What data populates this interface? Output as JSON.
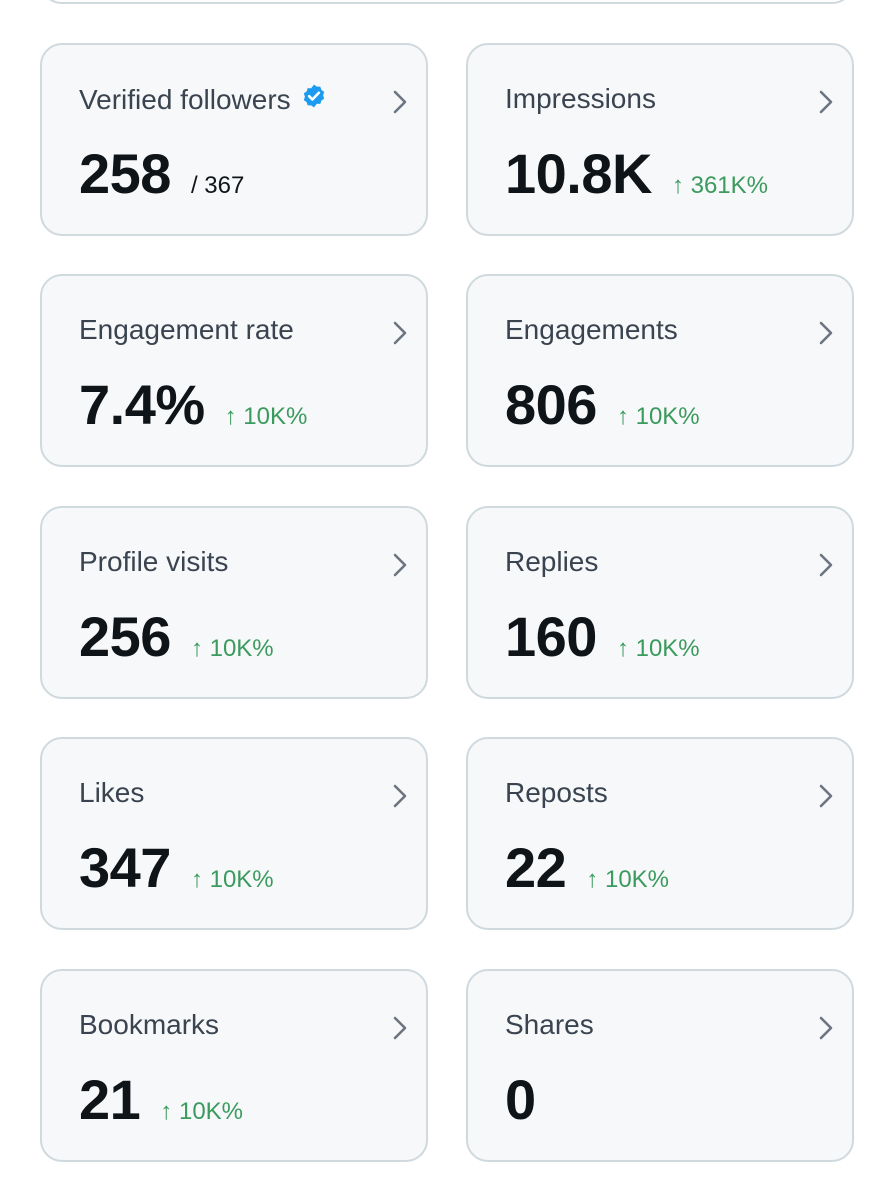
{
  "cards": [
    {
      "label": "Verified followers",
      "value": "258",
      "total": "/ 367"
    },
    {
      "label": "Impressions",
      "value": "10.8K",
      "change": "↑ 361K%"
    },
    {
      "label": "Engagement rate",
      "value": "7.4%",
      "change": "↑ 10K%"
    },
    {
      "label": "Engagements",
      "value": "806",
      "change": "↑ 10K%"
    },
    {
      "label": "Profile visits",
      "value": "256",
      "change": "↑ 10K%"
    },
    {
      "label": "Replies",
      "value": "160",
      "change": "↑ 10K%"
    },
    {
      "label": "Likes",
      "value": "347",
      "change": "↑ 10K%"
    },
    {
      "label": "Reposts",
      "value": "22",
      "change": "↑ 10K%"
    },
    {
      "label": "Bookmarks",
      "value": "21",
      "change": "↑ 10K%"
    },
    {
      "label": "Shares",
      "value": "0"
    }
  ]
}
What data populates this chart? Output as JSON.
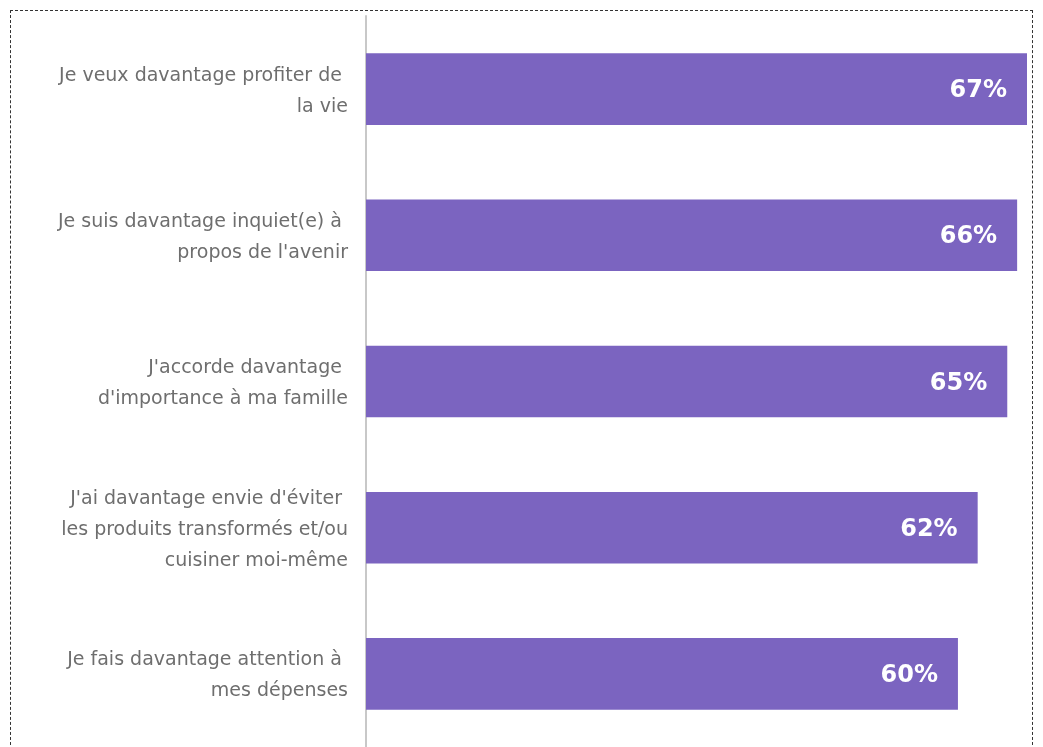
{
  "chart_data": {
    "type": "bar",
    "orientation": "horizontal",
    "categories": [
      "Je veux davantage profiter de la vie",
      "Je suis davantage inquiet(e) à propos de l'avenir",
      "J'accorde davantage d'importance à ma famille",
      "J'ai davantage envie d'éviter les produits transformés et/ou cuisiner moi-même",
      "Je fais davantage attention à mes dépenses"
    ],
    "values": [
      67,
      66,
      65,
      62,
      60
    ],
    "value_labels": [
      "67%",
      "66%",
      "65%",
      "62%",
      "60%"
    ],
    "color": "#7b64c0"
  }
}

#### THE EXERCISE:
From the line containing "What data populates this chart?" down to the last line of the entries above, copy each line exactly and nothing more. Leave pictures out.

#### ANSWER FOR THIS EXERCISE:
What data populates this chart? Output as JSON.
{
  "chart_data": {
    "type": "bar",
    "orientation": "horizontal",
    "categories": [
      "Je veux davantage profiter de la vie",
      "Je suis davantage inquiet(e) à propos de l'avenir",
      "J'accorde davantage d'importance à ma famille",
      "J'ai davantage envie d'éviter les produits transformés et/ou cuisiner moi-même",
      "Je fais davantage attention à mes dépenses"
    ],
    "values": [
      67,
      66,
      65,
      62,
      60
    ],
    "value_labels": [
      "67%",
      "66%",
      "65%",
      "62%",
      "60%"
    ],
    "color": "#7b64c0"
  }
}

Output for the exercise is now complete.